**AIM OF THE TASK**
Give the listing below again in full, exactly as written.

* START SOURCE DATA *

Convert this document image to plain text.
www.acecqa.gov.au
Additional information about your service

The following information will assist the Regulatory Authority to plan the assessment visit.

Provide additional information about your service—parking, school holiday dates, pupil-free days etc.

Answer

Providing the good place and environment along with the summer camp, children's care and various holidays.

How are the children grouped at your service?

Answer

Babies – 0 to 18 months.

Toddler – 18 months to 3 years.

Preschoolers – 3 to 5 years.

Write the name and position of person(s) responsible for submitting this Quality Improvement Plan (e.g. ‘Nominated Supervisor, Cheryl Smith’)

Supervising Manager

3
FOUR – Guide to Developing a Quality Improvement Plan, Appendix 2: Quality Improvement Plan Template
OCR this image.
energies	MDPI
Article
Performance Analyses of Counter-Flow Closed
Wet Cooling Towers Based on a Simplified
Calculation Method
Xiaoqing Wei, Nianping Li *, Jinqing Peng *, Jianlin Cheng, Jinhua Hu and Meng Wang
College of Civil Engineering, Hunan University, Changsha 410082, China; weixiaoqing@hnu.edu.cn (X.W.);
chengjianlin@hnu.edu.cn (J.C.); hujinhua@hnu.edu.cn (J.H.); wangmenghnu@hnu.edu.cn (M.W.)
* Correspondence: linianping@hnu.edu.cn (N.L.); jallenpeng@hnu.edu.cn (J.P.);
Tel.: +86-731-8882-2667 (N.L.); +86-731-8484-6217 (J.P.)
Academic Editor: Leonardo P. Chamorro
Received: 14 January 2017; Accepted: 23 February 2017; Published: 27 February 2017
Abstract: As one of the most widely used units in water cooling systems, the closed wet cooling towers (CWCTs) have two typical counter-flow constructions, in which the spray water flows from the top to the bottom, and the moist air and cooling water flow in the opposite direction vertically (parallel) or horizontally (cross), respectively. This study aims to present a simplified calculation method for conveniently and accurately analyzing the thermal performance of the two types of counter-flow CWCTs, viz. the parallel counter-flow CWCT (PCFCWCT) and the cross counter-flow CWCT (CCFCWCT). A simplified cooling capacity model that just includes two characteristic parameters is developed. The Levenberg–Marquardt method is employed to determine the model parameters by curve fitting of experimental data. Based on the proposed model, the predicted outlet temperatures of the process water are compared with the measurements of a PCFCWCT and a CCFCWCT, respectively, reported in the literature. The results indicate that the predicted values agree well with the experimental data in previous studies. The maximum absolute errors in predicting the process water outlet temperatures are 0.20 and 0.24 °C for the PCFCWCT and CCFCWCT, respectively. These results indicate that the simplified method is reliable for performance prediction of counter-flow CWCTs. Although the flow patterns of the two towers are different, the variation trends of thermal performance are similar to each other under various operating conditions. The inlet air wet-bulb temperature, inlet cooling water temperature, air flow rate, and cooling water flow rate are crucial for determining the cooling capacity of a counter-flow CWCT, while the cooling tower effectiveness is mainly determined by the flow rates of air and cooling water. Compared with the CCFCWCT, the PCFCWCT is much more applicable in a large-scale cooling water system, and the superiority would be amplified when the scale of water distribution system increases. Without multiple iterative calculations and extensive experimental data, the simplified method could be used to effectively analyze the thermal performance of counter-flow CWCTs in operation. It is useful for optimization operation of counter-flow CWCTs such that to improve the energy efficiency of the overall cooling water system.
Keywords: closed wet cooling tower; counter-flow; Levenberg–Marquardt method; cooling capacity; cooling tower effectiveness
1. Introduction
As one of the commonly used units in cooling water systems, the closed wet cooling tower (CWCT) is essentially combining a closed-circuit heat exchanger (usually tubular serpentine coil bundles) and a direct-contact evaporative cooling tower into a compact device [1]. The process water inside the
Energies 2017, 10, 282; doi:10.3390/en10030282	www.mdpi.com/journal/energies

* END SOURCE DATA *

**SOLUTION**
Convert this document image to plain text.
www.acecqa.gov.au
Additional information about your service

The following information will assist the Regulatory Authority to plan the assessment visit.

Provide additional information about your service—parking, school holiday dates, pupil-free days etc.

Answer

Providing the good place and environment along with the summer camp, children's care and various holidays.

How are the children grouped at your service?

Answer

Babies – 0 to 18 months.

Toddler – 18 months to 3 years.

Preschoolers – 3 to 5 years.

Write the name and position of person(s) responsible for submitting this Quality Improvement Plan (e.g. ‘Nominated Supervisor, Cheryl Smith’)

Supervising Manager

3
FOUR – Guide to Developing a Quality Improvement Plan, Appendix 2: Quality Improvement Plan Template
OCR this image.
energies	MDPI
Article
Performance Analyses of Counter-Flow Closed
Wet Cooling Towers Based on a Simplified
Calculation Method
Xiaoqing Wei, Nianping Li *, Jinqing Peng *, Jianlin Cheng, Jinhua Hu and Meng Wang
College of Civil Engineering, Hunan University, Changsha 410082, China; weixiaoqing@hnu.edu.cn (X.W.);
chengjianlin@hnu.edu.cn (J.C.); hujinhua@hnu.edu.cn (J.H.); wangmenghnu@hnu.edu.cn (M.W.)
* Correspondence: linianping@hnu.edu.cn (N.L.); jallenpeng@hnu.edu.cn (J.P.);
Tel.: +86-731-8882-2667 (N.L.); +86-731-8484-6217 (J.P.)
Academic Editor: Leonardo P. Chamorro
Received: 14 January 2017; Accepted: 23 February 2017; Published: 27 February 2017
Abstract: As one of the most widely used units in water cooling systems, the closed wet cooling towers (CWCTs) have two typical counter-flow constructions, in which the spray water flows from the top to the bottom, and the moist air and cooling water flow in the opposite direction vertically (parallel) or horizontally (cross), respectively. This study aims to present a simplified calculation method for conveniently and accurately analyzing the thermal performance of the two types of counter-flow CWCTs, viz. the parallel counter-flow CWCT (PCFCWCT) and the cross counter-flow CWCT (CCFCWCT). A simplified cooling capacity model that just includes two characteristic parameters is developed. The Levenberg–Marquardt method is employed to determine the model parameters by curve fitting of experimental data. Based on the proposed model, the predicted outlet temperatures of the process water are compared with the measurements of a PCFCWCT and a CCFCWCT, respectively, reported in the literature. The results indicate that the predicted values agree well with the experimental data in previous studies. The maximum absolute errors in predicting the process water outlet temperatures are 0.20 and 0.24 °C for the PCFCWCT and CCFCWCT, respectively. These results indicate that the simplified method is reliable for performance prediction of counter-flow CWCTs. Although the flow patterns of the two towers are different, the variation trends of thermal performance are similar to each other under various operating conditions. The inlet air wet-bulb temperature, inlet cooling water temperature, air flow rate, and cooling water flow rate are crucial for determining the cooling capacity of a counter-flow CWCT, while the cooling tower effectiveness is mainly determined by the flow rates of air and cooling water. Compared with the CCFCWCT, the PCFCWCT is much more applicable in a large-scale cooling water system, and the superiority would be amplified when the scale of water distribution system increases. Without multiple iterative calculations and extensive experimental data, the simplified method could be used to effectively analyze the thermal performance of counter-flow CWCTs in operation. It is useful for optimization operation of counter-flow CWCTs such that to improve the energy efficiency of the overall cooling water system.
Keywords: closed wet cooling tower; counter-flow; Levenberg–Marquardt method; cooling capacity; cooling tower effectiveness
1. Introduction
As one of the commonly used units in cooling water systems, the closed wet cooling tower (CWCT) is essentially combining a closed-circuit heat exchanger (usually tubular serpentine coil bundles) and a direct-contact evaporative cooling tower into a compact device [1]. The process water inside the
Energies 2017, 10, 282; doi:10.3390/en10030282	www.mdpi.com/journal/energies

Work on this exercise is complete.